== Given records ==
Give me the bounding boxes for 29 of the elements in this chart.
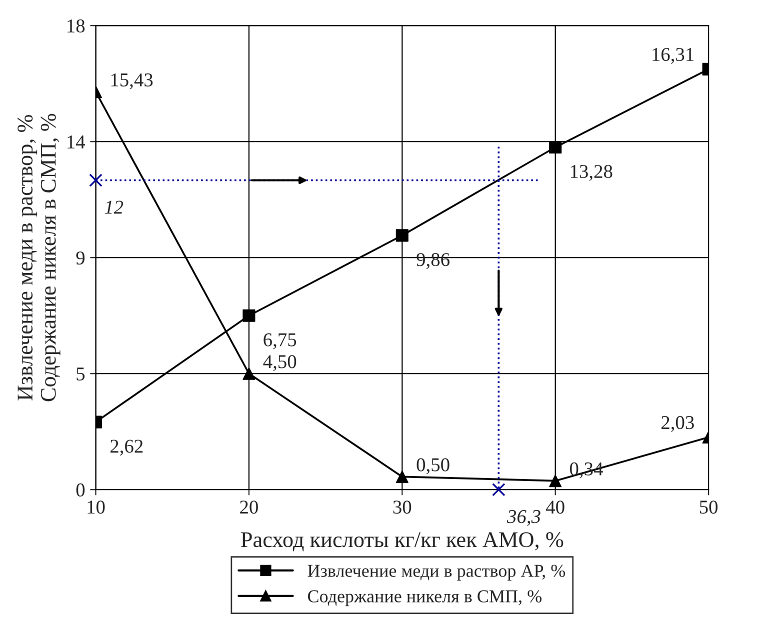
x-tick-label: 10 xyxy=(88,500,105,514)
x-tick-label: 40 xyxy=(546,500,564,514)
data-label: 2,62 xyxy=(110,440,143,456)
y-tick-label: 5 xyxy=(76,368,85,381)
x-tick-label: 30 xyxy=(393,500,412,514)
x-tick-label: 20 xyxy=(240,500,258,514)
y-tick-label: 0 xyxy=(76,483,85,497)
data-label: 4,50 xyxy=(263,355,296,372)
y-axis-title: Извлечение меди в раствор, % Содержание никеля в СМП, % xyxy=(18,114,60,402)
x-tick-label: 50 xyxy=(700,500,718,514)
data-label: 0,50 xyxy=(416,458,450,474)
y-tick-label: 14 xyxy=(68,136,86,148)
data-label: 13,28 xyxy=(570,164,612,181)
point xyxy=(396,470,408,483)
point xyxy=(492,482,506,496)
y-tick-label: 18 xyxy=(68,19,85,33)
point xyxy=(242,309,256,322)
data-label: 16,31 xyxy=(652,48,694,64)
annotation: 36,3 xyxy=(506,510,540,526)
data-label: 6,75 xyxy=(264,333,296,350)
x-axis-title: Расход кислоты кг/кг кек АМО, % xyxy=(241,532,564,552)
annotation: 12 xyxy=(104,200,124,214)
legend-label: Содержание никеля в СМП, % xyxy=(308,590,542,606)
data-label: 15,43 xyxy=(111,73,153,90)
point xyxy=(242,367,256,380)
y-tick-label: 9 xyxy=(76,251,85,265)
point xyxy=(396,229,408,242)
data-label: 2,03 xyxy=(661,416,694,432)
legend-label: Извлечение меди в раствор АР, % xyxy=(308,564,566,581)
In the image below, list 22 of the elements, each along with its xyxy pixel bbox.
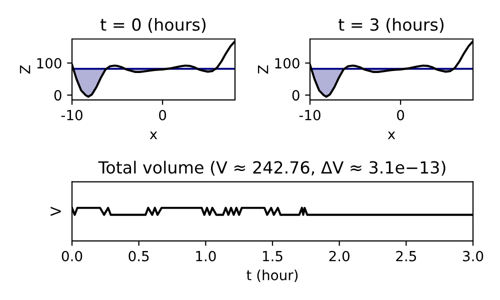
===
> [Set problem]
Reproduce the data from the line with "x-tick-label: 10 xyxy=(88,500,105,514)" to the line with "x-axis-title: Расход кислоты", both included.

> [Final result]
x-tick-label: 10 xyxy=(88,500,105,514)
x-tick-label: 40 xyxy=(546,500,564,514)
data-label: 2,62 xyxy=(110,440,143,456)
y-tick-label: 5 xyxy=(76,368,85,381)
x-tick-label: 30 xyxy=(393,500,412,514)
x-tick-label: 20 xyxy=(240,500,258,514)
y-tick-label: 0 xyxy=(76,483,85,497)
data-label: 4,50 xyxy=(263,355,296,372)
y-axis-title: Извлечение меди в раствор, % Содержание никеля в СМП, % xyxy=(18,114,60,402)
x-tick-label: 50 xyxy=(700,500,718,514)
data-label: 0,50 xyxy=(416,458,450,474)
y-tick-label: 14 xyxy=(68,136,86,148)
data-label: 13,28 xyxy=(570,164,612,181)
point xyxy=(396,470,408,483)
point xyxy=(492,482,506,496)
y-tick-label: 18 xyxy=(68,19,85,33)
point xyxy=(242,309,256,322)
data-label: 16,31 xyxy=(652,48,694,64)
annotation: 36,3 xyxy=(506,510,540,526)
data-label: 6,75 xyxy=(264,333,296,350)
x-axis-title: Расход кислоты кг/кг кек АМО, % xyxy=(241,532,564,552)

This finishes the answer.